* [What is required]
Find the line containing "Serialize everything readable". Retype it and every line after it through the end of the entries, exactly as written, with nothing added.
- - -
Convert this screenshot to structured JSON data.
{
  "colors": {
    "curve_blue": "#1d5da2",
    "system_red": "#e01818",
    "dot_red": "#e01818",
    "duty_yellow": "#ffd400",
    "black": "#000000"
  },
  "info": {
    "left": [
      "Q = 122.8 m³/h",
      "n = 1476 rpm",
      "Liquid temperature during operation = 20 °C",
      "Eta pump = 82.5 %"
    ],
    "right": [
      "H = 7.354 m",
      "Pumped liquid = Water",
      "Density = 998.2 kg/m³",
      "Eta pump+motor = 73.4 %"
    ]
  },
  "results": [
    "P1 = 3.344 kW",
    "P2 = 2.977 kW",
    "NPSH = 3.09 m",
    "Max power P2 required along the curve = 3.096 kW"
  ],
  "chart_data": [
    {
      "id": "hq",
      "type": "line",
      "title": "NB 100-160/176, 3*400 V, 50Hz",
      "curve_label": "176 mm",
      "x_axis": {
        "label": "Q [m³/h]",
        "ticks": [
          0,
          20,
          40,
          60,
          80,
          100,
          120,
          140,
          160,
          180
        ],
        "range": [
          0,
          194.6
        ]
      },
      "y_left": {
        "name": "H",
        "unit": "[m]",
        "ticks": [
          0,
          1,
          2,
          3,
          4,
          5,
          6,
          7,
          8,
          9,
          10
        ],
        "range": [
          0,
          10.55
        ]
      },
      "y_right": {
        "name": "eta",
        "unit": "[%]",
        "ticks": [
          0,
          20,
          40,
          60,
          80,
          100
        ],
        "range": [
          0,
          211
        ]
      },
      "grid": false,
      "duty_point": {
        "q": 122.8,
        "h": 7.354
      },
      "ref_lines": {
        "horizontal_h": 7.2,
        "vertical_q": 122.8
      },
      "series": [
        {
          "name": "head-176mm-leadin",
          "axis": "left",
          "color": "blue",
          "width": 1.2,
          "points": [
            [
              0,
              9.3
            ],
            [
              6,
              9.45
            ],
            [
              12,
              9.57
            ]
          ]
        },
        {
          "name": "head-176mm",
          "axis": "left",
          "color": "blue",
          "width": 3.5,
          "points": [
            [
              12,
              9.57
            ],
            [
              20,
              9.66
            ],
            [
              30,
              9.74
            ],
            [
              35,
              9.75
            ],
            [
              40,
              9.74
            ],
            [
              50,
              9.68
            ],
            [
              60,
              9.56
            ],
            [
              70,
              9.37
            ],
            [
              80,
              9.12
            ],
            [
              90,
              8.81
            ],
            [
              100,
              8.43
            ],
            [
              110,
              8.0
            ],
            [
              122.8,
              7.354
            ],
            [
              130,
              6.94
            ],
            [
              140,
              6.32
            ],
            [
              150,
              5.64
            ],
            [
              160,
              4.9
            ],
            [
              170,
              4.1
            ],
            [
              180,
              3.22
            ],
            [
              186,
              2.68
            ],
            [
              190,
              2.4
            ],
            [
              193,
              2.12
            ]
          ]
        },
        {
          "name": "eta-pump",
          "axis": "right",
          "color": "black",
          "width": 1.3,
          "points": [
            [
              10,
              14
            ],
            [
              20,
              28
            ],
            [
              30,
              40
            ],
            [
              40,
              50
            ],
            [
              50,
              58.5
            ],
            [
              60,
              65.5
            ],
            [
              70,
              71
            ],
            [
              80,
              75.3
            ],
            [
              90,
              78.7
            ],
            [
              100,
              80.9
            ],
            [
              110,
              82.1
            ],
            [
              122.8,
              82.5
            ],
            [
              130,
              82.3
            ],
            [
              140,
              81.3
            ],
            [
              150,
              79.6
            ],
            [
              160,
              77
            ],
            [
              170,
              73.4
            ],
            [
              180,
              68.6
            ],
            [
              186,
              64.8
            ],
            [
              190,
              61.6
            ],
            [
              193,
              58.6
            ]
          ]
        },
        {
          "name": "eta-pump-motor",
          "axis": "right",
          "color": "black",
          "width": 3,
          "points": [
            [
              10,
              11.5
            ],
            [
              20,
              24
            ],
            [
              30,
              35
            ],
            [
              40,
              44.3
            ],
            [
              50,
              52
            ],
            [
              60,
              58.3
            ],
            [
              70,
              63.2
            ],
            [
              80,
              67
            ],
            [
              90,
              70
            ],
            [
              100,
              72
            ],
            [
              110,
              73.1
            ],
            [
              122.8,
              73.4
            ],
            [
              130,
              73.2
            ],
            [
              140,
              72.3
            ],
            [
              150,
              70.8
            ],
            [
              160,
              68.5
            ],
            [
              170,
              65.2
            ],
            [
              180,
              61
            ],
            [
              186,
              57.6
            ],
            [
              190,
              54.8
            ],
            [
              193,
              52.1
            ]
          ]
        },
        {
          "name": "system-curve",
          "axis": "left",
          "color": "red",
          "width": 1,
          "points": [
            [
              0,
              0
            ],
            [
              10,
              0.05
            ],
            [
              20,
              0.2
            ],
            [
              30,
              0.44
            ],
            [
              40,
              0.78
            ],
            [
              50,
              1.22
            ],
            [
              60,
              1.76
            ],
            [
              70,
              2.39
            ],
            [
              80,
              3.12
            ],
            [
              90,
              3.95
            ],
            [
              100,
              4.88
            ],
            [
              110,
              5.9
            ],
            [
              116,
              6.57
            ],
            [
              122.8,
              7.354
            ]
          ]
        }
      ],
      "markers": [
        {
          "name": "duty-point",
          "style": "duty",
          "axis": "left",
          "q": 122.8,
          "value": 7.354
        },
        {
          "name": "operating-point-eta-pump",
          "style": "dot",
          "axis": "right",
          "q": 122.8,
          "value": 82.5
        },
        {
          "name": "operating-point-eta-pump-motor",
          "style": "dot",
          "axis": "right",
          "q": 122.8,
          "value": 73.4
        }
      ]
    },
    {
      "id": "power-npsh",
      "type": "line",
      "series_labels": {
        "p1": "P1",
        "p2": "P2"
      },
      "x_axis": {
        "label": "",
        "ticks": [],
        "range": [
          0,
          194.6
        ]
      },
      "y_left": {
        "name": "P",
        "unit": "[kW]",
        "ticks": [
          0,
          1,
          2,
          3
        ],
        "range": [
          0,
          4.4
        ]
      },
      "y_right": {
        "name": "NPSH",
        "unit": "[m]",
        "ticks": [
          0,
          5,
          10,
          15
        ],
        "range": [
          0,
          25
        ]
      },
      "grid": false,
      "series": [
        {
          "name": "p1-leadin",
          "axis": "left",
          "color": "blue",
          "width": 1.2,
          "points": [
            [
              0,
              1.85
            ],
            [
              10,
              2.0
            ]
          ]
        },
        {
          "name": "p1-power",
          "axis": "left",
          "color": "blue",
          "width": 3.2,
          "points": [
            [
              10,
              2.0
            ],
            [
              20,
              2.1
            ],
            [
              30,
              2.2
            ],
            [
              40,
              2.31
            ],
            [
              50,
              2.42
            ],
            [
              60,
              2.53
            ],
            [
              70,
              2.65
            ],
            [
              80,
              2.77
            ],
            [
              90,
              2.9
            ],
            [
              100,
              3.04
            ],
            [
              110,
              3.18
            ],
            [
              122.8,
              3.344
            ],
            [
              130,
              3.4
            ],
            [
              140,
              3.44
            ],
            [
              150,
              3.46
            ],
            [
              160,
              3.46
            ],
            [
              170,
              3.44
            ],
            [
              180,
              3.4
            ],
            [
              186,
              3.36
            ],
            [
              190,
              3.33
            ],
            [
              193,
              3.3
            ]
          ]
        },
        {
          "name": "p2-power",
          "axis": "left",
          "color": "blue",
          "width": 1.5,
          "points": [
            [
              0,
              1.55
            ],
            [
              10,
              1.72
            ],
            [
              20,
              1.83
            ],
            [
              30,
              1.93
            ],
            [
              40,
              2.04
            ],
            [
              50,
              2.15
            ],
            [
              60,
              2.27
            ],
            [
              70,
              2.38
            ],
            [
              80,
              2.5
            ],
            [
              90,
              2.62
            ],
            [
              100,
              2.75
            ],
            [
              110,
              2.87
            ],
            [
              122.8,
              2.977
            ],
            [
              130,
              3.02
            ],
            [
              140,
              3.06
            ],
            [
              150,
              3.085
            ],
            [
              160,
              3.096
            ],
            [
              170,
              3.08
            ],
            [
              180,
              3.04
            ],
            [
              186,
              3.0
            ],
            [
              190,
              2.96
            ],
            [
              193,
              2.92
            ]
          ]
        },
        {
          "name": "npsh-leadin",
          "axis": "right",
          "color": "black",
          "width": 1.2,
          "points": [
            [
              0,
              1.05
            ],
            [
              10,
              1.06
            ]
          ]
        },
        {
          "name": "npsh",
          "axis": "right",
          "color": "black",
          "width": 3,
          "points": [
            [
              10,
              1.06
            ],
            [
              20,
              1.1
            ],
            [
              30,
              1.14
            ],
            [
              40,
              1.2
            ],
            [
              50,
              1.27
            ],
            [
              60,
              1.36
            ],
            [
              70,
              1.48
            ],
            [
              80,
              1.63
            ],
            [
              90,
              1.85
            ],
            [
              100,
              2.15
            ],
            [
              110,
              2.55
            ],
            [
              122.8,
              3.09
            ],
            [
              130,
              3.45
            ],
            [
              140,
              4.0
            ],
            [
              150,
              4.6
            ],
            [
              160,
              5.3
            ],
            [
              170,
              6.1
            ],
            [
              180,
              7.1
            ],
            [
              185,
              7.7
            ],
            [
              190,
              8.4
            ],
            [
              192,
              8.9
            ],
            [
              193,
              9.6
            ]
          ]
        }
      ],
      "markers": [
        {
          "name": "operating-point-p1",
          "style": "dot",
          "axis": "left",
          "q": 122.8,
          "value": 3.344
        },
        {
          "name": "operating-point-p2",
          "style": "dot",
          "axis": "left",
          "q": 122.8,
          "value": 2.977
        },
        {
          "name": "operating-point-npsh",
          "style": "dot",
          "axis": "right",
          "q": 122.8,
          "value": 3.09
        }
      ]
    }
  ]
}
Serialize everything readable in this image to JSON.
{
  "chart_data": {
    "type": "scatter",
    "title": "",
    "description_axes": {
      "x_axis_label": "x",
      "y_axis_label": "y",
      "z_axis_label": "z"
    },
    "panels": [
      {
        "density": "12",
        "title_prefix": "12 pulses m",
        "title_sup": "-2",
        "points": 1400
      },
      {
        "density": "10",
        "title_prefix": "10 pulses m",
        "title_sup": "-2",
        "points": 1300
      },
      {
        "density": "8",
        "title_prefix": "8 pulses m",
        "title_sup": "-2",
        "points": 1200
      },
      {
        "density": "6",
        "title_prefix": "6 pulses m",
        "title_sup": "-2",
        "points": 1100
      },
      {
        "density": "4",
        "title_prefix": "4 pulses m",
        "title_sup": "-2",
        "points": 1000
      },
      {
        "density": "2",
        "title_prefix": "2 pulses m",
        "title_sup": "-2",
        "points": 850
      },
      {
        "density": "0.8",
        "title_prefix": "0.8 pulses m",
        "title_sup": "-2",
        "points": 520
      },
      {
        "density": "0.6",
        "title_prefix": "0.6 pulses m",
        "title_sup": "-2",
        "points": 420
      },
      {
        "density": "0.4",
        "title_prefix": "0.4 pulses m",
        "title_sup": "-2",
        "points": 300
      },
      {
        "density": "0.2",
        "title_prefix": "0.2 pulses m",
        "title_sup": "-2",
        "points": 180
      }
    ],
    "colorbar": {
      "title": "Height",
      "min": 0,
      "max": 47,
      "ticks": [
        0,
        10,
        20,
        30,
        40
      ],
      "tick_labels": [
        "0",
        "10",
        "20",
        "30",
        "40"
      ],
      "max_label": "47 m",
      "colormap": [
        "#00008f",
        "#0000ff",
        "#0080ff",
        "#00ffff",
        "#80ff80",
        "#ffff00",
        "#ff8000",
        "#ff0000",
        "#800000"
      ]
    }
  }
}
- - -
* [Written answer]
Serialize everything readable in this image to JSON.
{
  "chart_data": {
    "type": "scatter",
    "title": "",
    "description_axes": {
      "x_axis_label": "x",
      "y_axis_label": "y",
      "z_axis_label": "z"
    },
    "panels": [
      {
        "density": "12",
        "title_prefix": "12 pulses m",
        "title_sup": "-2",
        "points": 1400
      },
      {
        "density": "10",
        "title_prefix": "10 pulses m",
        "title_sup": "-2",
        "points": 1300
      },
      {
        "density": "8",
        "title_prefix": "8 pulses m",
        "title_sup": "-2",
        "points": 1200
      },
      {
        "density": "6",
        "title_prefix": "6 pulses m",
        "title_sup": "-2",
        "points": 1100
      },
      {
        "density": "4",
        "title_prefix": "4 pulses m",
        "title_sup": "-2",
        "points": 1000
      },
      {
        "density": "2",
        "title_prefix": "2 pulses m",
        "title_sup": "-2",
        "points": 850
      },
      {
        "density": "0.8",
        "title_prefix": "0.8 pulses m",
        "title_sup": "-2",
        "points": 520
      },
      {
        "density": "0.6",
        "title_prefix": "0.6 pulses m",
        "title_sup": "-2",
        "points": 420
      },
      {
        "density": "0.4",
        "title_prefix": "0.4 pulses m",
        "title_sup": "-2",
        "points": 300
      },
      {
        "density": "0.2",
        "title_prefix": "0.2 pulses m",
        "title_sup": "-2",
        "points": 180
      }
    ],
    "colorbar": {
      "title": "Height",
      "min": 0,
      "max": 47,
      "ticks": [
        0,
        10,
        20,
        30,
        40
      ],
      "tick_labels": [
        "0",
        "10",
        "20",
        "30",
        "40"
      ],
      "max_label": "47 m",
      "colormap": [
        "#00008f",
        "#0000ff",
        "#0080ff",
        "#00ffff",
        "#80ff80",
        "#ffff00",
        "#ff8000",
        "#ff0000",
        "#800000"
      ]
    }
  }
}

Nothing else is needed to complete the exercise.